(Records for this exercise)
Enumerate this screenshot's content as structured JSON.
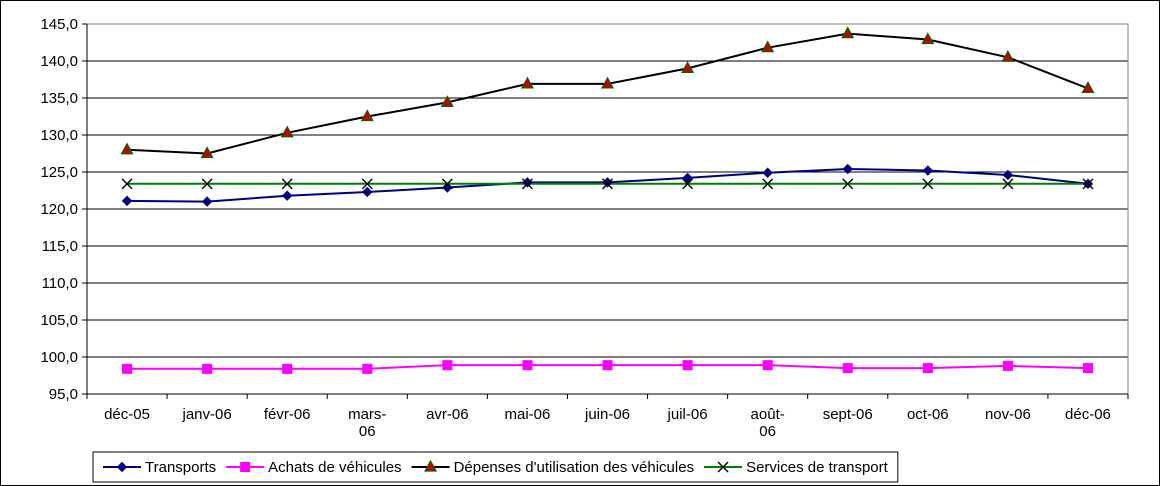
{
  "chart_data": {
    "type": "line",
    "categories": [
      "déc-05",
      "janv-06",
      "févr-06",
      "mars-06",
      "avr-06",
      "mai-06",
      "juin-06",
      "juil-06",
      "août-06",
      "sept-06",
      "oct-06",
      "nov-06",
      "déc-06"
    ],
    "ylim": [
      95,
      145
    ],
    "yticks": [
      "95,0",
      "100,0",
      "105,0",
      "110,0",
      "115,0",
      "120,0",
      "125,0",
      "130,0",
      "135,0",
      "140,0",
      "145,0"
    ],
    "grid": true,
    "legend_position": "bottom",
    "series": [
      {
        "name": "Transports",
        "color": "#000080",
        "marker": "diamond",
        "values": [
          121.1,
          121.0,
          121.8,
          122.3,
          122.9,
          123.6,
          123.6,
          124.2,
          124.9,
          125.4,
          125.2,
          124.6,
          123.4
        ]
      },
      {
        "name": "Achats de véhicules",
        "color": "#ff00ff",
        "marker": "square",
        "values": [
          98.4,
          98.4,
          98.4,
          98.4,
          98.9,
          98.9,
          98.9,
          98.9,
          98.9,
          98.5,
          98.5,
          98.8,
          98.5
        ]
      },
      {
        "name": "Dépenses d'utilisation des véhicules",
        "color": "#000000",
        "marker": "triangle",
        "marker_fill": "#cc0000",
        "marker_stroke": "#006600",
        "values": [
          128.0,
          127.5,
          130.3,
          132.5,
          134.4,
          136.9,
          136.9,
          139.0,
          141.8,
          143.7,
          142.9,
          140.5,
          136.3
        ]
      },
      {
        "name": "Services de transport",
        "color": "#008000",
        "marker": "x",
        "marker_color": "#000000",
        "values": [
          123.4,
          123.4,
          123.4,
          123.4,
          123.4,
          123.4,
          123.4,
          123.4,
          123.4,
          123.4,
          123.4,
          123.4,
          123.4
        ]
      }
    ]
  }
}
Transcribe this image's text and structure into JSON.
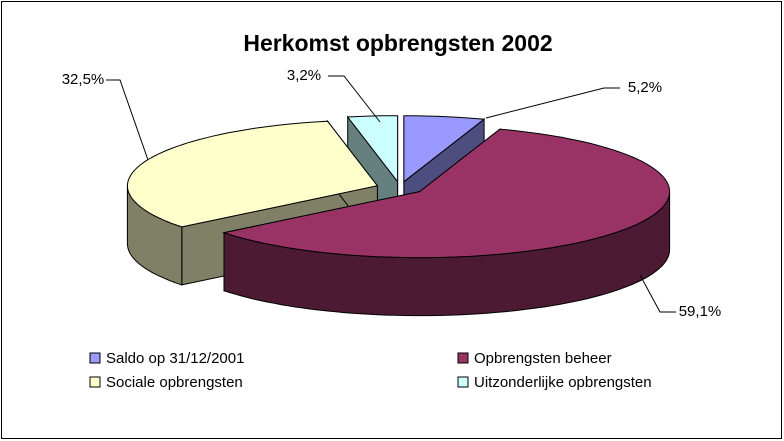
{
  "chart_data": {
    "type": "pie3d",
    "title": "Herkomst opbrengsten 2002",
    "categories": [
      "Saldo op 31/12/2001",
      "Opbrengsten beheer",
      "Sociale opbrengsten",
      "Uitzonderlijke opbrengsten"
    ],
    "values": [
      5.2,
      59.1,
      32.5,
      3.2
    ],
    "value_labels": [
      "5,2%",
      "59,1%",
      "32,5%",
      "3,2%"
    ],
    "colors": [
      "#9999ff",
      "#993366",
      "#ffffcc",
      "#ccffff"
    ],
    "legend": "bottom"
  }
}
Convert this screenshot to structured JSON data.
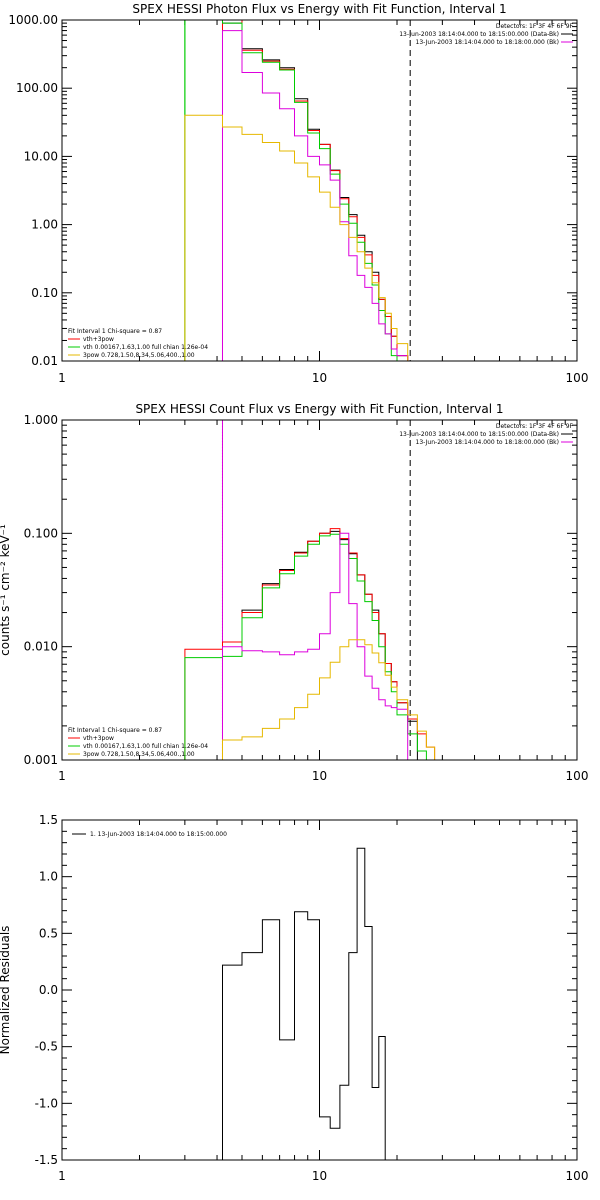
{
  "chart_data": [
    {
      "type": "line",
      "title": "SPEX HESSI Photon Flux vs Energy with Fit Function, Interval 1",
      "xlabel": "",
      "ylabel": "",
      "xscale": "log",
      "yscale": "log",
      "xlim": [
        1,
        100
      ],
      "ylim": [
        0.01,
        1000
      ],
      "x_tick_labels": [
        "1",
        "10",
        "100"
      ],
      "y_tick_labels": [
        "0.01",
        "0.10",
        "1.00",
        "10.00",
        "100.00",
        "1000.00"
      ],
      "header": {
        "detectors": "Detectors: 1F 3F 4F 6F 9F",
        "line1": "13-Jun-2003 18:14:04.000 to 18:15:00.000 (Data-Bk)",
        "line2": "13-Jun-2003 18:14:04.000 to 18:18:00.000 (Bk)",
        "line1_color": "#000000",
        "line2_color": "#dd00dd"
      },
      "fit_legend": {
        "title": "Fit Interval 1    Chi-square = 0.87",
        "items": [
          {
            "label": "vth+3pow",
            "color": "#ff0000"
          },
          {
            "label": "vth 0.00167,1.63,1.00  full chian 1.26e-04",
            "color": "#00cc00"
          },
          {
            "label": "3pow 0.728,1.50,8.34,5.06,400.,1.00",
            "color": "#e6b800"
          }
        ]
      },
      "vlines": [
        {
          "x": 3.0,
          "style": "solid",
          "color": "#00cc00"
        },
        {
          "x": 4.2,
          "style": "solid",
          "color": "#dd00dd"
        },
        {
          "x": 22.5,
          "style": "dashed",
          "color": "#000000"
        }
      ],
      "bin_edges": [
        3,
        4.2,
        5,
        6,
        7,
        8,
        9,
        10,
        11,
        12,
        13,
        14,
        15,
        16,
        17,
        18,
        19,
        20,
        22,
        24,
        26,
        28
      ],
      "series": [
        {
          "color": "#000000",
          "values": [
            null,
            900,
            380,
            260,
            200,
            70,
            25,
            15,
            6.3,
            2.5,
            1.4,
            0.7,
            0.4,
            0.2,
            0.08,
            0.045,
            0.023,
            0.012
          ]
        },
        {
          "color": "#ff0000",
          "values": [
            null,
            1000,
            360,
            250,
            190,
            65,
            24,
            15,
            6.2,
            2.4,
            1.3,
            0.65,
            0.36,
            0.18,
            0.08,
            0.045,
            0.023,
            0.012
          ]
        },
        {
          "color": "#00cc00",
          "values": [
            1000,
            900,
            330,
            240,
            185,
            62,
            22,
            13,
            5.5,
            2.0,
            1.05,
            0.55,
            0.27,
            0.13,
            0.055,
            0.025,
            0.012,
            null
          ]
        },
        {
          "color": "#dd00dd",
          "values": [
            null,
            700,
            170,
            85,
            50,
            20,
            10,
            7.5,
            4.5,
            1.1,
            0.35,
            0.18,
            0.12,
            0.07,
            0.035,
            0.025,
            0.015,
            0.012
          ]
        },
        {
          "color": "#e6b800",
          "values": [
            40,
            27,
            21,
            16,
            12,
            8.0,
            5.0,
            3.0,
            1.8,
            1.0,
            0.65,
            0.4,
            0.23,
            0.14,
            0.085,
            0.05,
            0.03,
            0.018
          ]
        }
      ]
    },
    {
      "type": "line",
      "title": "SPEX HESSI Count Flux vs Energy with Fit Function, Interval 1",
      "xlabel": "",
      "ylabel": "counts s⁻¹ cm⁻² keV⁻¹",
      "xscale": "log",
      "yscale": "log",
      "xlim": [
        1,
        100
      ],
      "ylim": [
        0.001,
        1
      ],
      "x_tick_labels": [
        "1",
        "10",
        "100"
      ],
      "y_tick_labels": [
        "0.001",
        "0.010",
        "0.100",
        "1.000"
      ],
      "header": {
        "detectors": "Detectors: 1F 3F 4F 6F 9F",
        "line1": "13-Jun-2003 18:14:04.000 to 18:15:00.000 (Data-Bk)",
        "line2": "13-Jun-2003 18:14:04.000 to 18:18:00.000 (Bk)",
        "line1_color": "#000000",
        "line2_color": "#dd00dd"
      },
      "fit_legend": {
        "title": "Fit Interval 1    Chi-square = 0.87",
        "items": [
          {
            "label": "vth+3pow",
            "color": "#ff0000"
          },
          {
            "label": "vth 0.00167,1.63,1.00  full chian 1.26e-04",
            "color": "#00cc00"
          },
          {
            "label": "3pow 0.728,1.50,8.34,5.06,400.,1.00",
            "color": "#e6b800"
          }
        ]
      },
      "vlines": [
        {
          "x": 4.2,
          "style": "dotted",
          "color": "#000000"
        },
        {
          "x": 4.2,
          "style": "solid",
          "color": "#dd00dd"
        },
        {
          "x": 22.5,
          "style": "dashed",
          "color": "#000000"
        }
      ],
      "bin_edges": [
        3,
        4.2,
        5,
        6,
        7,
        8,
        9,
        10,
        11,
        12,
        13,
        14,
        15,
        16,
        17,
        18,
        19,
        20,
        22,
        24,
        26,
        28
      ],
      "series": [
        {
          "color": "#000000",
          "values": [
            null,
            0.011,
            0.021,
            0.036,
            0.048,
            0.068,
            0.085,
            0.1,
            0.104,
            0.088,
            0.066,
            0.043,
            0.029,
            0.021,
            0.013,
            0.0071,
            0.0049,
            0.0032,
            0.0022,
            null,
            null
          ]
        },
        {
          "color": "#ff0000",
          "values": [
            0.0095,
            0.011,
            0.02,
            0.035,
            0.047,
            0.067,
            0.085,
            0.1,
            0.11,
            0.09,
            0.067,
            0.043,
            0.029,
            0.02,
            0.013,
            0.0071,
            0.0049,
            0.0032,
            0.0023,
            0.0017,
            0.0013
          ]
        },
        {
          "color": "#00cc00",
          "values": [
            0.008,
            0.0082,
            0.018,
            0.033,
            0.044,
            0.063,
            0.08,
            0.095,
            0.098,
            0.08,
            0.06,
            0.038,
            0.025,
            0.017,
            0.01,
            0.006,
            0.004,
            0.0025,
            0.0017,
            0.0012,
            0.001
          ]
        },
        {
          "color": "#dd00dd",
          "values": [
            null,
            0.01,
            0.0092,
            0.009,
            0.0085,
            0.009,
            0.0095,
            0.013,
            0.03,
            0.1,
            0.024,
            0.01,
            0.0055,
            0.0043,
            0.0034,
            0.003,
            0.0029,
            0.0028,
            null,
            null,
            null
          ]
        },
        {
          "color": "#e6b800",
          "values": [
            null,
            0.0015,
            0.0016,
            0.0019,
            0.0023,
            0.0029,
            0.0038,
            0.0053,
            0.0073,
            0.01,
            0.0115,
            0.0115,
            0.0104,
            0.0088,
            0.0072,
            0.0056,
            0.0044,
            0.0034,
            0.0025,
            0.0018,
            0.0013
          ]
        }
      ]
    },
    {
      "type": "line",
      "title": "",
      "xlabel": "",
      "ylabel": "Normalized Residuals",
      "xscale": "log",
      "yscale": "linear",
      "xlim": [
        1,
        100
      ],
      "ylim": [
        -1.5,
        1.5
      ],
      "x_tick_labels": [
        "1",
        "10",
        "100"
      ],
      "y_tick_labels": [
        "-1.5",
        "-1.0",
        "-0.5",
        "0.0",
        "0.5",
        "1.0",
        "1.5"
      ],
      "legend": {
        "label": "1. 13-Jun-2003 18:14:04.000 to 18:15:00.000",
        "color": "#000000"
      },
      "bin_edges": [
        4.2,
        5,
        6,
        7,
        8,
        9,
        10,
        11,
        12,
        13,
        14,
        15,
        16,
        17,
        18,
        19,
        20,
        22
      ],
      "series": [
        {
          "color": "#000000",
          "values": [
            0.22,
            0.33,
            0.62,
            -0.44,
            0.69,
            0.62,
            -1.12,
            -1.22,
            -0.84,
            0.33,
            1.25,
            0.56,
            -0.86,
            -0.41,
            null,
            null,
            null
          ]
        }
      ]
    }
  ]
}
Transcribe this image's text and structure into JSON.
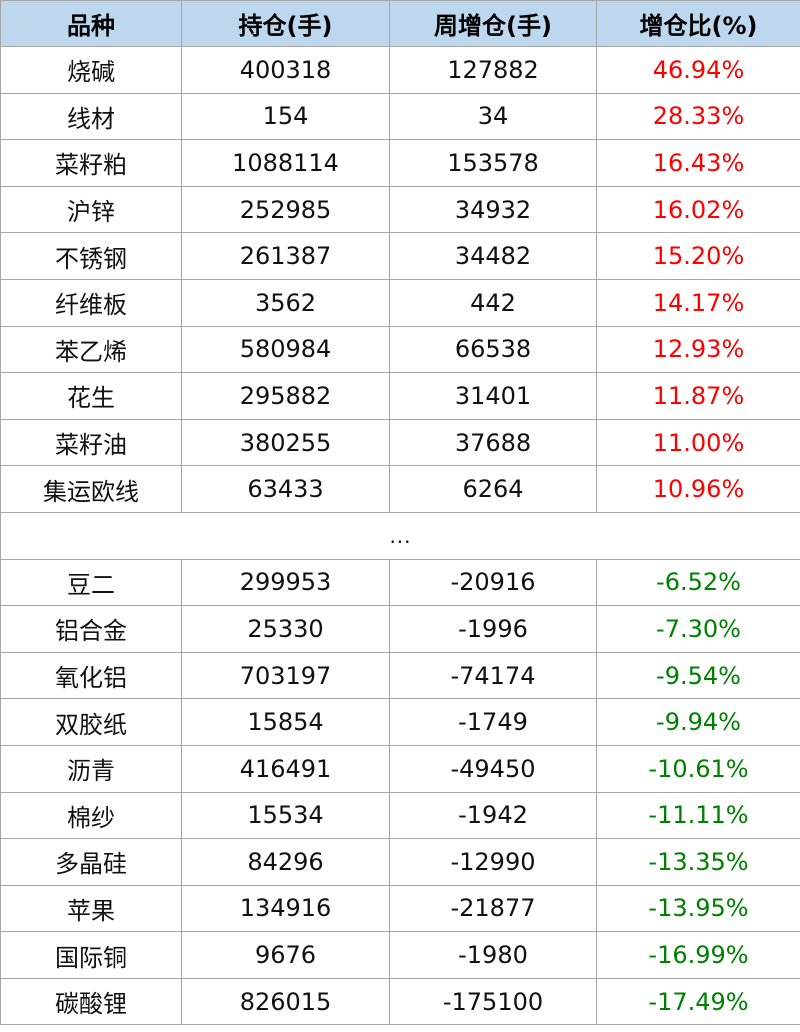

(Given request) Search the listing for the word "with" and return each line that holds it.

(Correct response)
      "title": "SPEX HESSI Photon Flux vs Energy with Fit Function, Interval 1",
      "title": "SPEX HESSI Count Flux vs Energy with Fit Function, Interval 1",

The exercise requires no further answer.